··· SOURCE DATA
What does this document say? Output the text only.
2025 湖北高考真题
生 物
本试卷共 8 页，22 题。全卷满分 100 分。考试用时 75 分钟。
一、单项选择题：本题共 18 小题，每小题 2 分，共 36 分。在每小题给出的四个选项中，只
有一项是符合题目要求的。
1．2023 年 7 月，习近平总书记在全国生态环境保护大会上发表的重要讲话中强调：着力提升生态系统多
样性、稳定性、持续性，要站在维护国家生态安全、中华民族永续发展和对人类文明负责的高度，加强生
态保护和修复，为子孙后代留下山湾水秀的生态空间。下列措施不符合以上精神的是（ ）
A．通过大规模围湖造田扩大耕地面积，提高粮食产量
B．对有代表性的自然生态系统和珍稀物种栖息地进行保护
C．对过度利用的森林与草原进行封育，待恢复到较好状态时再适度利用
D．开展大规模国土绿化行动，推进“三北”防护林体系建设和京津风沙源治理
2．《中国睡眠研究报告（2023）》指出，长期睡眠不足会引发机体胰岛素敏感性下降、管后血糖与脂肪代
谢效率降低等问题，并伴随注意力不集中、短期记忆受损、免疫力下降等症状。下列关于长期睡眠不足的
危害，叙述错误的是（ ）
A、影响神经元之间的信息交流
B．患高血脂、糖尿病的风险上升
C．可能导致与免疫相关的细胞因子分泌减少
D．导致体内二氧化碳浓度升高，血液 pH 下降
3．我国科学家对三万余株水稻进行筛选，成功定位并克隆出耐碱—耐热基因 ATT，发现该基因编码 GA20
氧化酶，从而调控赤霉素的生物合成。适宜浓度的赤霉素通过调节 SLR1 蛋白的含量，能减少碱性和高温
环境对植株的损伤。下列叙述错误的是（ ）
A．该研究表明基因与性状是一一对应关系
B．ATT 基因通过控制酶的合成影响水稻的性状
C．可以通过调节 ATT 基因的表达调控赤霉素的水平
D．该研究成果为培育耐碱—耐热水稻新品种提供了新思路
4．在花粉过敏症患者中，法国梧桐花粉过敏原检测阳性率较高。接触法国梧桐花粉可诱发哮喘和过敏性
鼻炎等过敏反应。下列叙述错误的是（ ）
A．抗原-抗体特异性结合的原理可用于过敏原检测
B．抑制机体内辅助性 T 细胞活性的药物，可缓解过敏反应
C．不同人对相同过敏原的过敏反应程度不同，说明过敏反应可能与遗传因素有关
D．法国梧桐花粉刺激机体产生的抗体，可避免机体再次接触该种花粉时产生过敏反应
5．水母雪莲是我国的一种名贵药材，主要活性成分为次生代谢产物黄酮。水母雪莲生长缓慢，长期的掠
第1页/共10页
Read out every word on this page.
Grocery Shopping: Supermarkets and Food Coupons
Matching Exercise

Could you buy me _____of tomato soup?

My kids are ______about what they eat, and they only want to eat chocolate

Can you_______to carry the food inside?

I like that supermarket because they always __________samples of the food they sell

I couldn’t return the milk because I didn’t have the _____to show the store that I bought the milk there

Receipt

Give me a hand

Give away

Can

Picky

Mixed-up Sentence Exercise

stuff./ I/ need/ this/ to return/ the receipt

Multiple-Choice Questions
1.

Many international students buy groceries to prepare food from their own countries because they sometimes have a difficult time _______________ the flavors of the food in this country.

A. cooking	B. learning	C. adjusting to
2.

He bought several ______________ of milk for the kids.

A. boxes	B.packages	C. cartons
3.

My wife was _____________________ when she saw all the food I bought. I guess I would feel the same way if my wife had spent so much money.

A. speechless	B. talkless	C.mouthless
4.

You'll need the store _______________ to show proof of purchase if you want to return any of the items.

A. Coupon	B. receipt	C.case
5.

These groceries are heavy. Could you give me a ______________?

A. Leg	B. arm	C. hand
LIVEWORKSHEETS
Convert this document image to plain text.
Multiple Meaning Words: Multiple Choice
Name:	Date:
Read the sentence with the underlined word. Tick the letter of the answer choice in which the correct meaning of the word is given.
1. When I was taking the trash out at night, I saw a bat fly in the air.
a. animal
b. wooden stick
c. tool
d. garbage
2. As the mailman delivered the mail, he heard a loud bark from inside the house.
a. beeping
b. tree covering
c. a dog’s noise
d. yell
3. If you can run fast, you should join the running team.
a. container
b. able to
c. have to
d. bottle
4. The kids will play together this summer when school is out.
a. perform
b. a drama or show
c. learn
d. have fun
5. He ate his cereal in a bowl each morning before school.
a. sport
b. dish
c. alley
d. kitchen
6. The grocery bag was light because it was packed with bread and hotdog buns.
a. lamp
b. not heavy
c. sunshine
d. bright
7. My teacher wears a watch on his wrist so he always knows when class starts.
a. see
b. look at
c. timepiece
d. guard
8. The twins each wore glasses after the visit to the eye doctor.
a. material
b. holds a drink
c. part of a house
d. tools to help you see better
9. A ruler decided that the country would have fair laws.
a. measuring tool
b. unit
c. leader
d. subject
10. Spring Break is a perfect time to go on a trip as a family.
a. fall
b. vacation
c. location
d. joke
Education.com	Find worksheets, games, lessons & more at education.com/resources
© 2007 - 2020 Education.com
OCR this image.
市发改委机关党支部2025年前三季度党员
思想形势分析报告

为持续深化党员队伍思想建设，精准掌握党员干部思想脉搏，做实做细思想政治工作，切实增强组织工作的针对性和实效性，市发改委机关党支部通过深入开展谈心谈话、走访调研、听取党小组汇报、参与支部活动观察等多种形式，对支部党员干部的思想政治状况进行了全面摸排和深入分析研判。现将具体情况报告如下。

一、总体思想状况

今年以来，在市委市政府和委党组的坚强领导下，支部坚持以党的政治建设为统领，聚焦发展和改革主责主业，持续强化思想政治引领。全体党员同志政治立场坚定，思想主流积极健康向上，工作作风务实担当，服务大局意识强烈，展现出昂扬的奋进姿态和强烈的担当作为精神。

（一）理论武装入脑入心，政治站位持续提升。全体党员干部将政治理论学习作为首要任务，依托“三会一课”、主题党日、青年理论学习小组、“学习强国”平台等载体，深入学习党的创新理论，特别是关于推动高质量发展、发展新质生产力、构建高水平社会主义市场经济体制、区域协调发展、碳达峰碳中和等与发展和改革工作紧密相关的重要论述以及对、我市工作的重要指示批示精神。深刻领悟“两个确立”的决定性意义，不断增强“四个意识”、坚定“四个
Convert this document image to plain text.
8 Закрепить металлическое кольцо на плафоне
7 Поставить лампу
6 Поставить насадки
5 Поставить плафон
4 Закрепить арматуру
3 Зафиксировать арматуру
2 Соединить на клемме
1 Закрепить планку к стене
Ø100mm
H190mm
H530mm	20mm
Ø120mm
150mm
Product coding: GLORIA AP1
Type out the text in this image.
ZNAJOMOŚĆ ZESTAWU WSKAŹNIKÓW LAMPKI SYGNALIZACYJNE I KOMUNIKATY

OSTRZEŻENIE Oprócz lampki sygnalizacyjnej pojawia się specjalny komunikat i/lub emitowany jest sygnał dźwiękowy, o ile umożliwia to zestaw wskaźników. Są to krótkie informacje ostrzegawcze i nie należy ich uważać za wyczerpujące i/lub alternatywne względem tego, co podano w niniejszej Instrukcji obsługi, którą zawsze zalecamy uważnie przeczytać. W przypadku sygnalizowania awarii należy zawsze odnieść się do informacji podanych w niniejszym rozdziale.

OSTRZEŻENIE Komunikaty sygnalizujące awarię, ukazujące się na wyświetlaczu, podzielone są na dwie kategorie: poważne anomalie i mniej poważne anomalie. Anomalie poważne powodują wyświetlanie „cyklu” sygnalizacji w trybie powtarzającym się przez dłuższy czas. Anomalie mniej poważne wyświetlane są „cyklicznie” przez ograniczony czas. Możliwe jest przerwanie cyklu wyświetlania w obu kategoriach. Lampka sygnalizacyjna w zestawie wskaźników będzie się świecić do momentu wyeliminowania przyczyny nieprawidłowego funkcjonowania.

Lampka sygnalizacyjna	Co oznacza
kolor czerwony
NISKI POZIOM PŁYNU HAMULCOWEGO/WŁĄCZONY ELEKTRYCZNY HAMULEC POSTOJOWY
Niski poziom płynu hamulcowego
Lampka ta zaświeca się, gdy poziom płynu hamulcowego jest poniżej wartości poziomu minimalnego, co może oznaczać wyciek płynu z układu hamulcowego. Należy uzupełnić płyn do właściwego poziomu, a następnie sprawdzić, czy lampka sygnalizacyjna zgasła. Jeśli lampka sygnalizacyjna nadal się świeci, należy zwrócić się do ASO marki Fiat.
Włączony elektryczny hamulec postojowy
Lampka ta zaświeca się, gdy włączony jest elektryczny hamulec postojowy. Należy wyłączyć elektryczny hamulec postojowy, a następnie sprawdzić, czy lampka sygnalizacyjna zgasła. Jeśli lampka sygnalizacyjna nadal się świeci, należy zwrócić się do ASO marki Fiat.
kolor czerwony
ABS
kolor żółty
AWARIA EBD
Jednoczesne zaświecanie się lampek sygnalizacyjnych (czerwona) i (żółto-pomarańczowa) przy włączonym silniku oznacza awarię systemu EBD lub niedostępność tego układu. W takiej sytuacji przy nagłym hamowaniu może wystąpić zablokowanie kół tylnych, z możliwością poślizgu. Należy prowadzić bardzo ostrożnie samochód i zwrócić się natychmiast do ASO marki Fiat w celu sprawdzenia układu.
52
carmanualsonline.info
······
**DIRECTIONS**: Copy each line that holds the word "sprawdzić".

**THE RESULT**:
Lampka ta zaświeca się, gdy poziom płynu hamulcowego jest poniżej wartości poziomu minimalnego, co może oznaczać wyciek płynu z układu hamulcowego. Należy uzupełnić płyn do właściwego poziomu, a następnie sprawdzić, czy lampka sygnalizacyjna zgasła. Jeśli lampka sygnalizacyjna nadal się świeci, należy zwrócić się do ASO marki Fiat.
Lampka ta zaświeca się, gdy włączony jest elektryczny hamulec postojowy. Należy wyłączyć elektryczny hamulec postojowy, a następnie sprawdzić, czy lampka sygnalizacyjna zgasła. Jeśli lampka sygnalizacyjna nadal się świeci, należy zwrócić się do ASO marki Fiat.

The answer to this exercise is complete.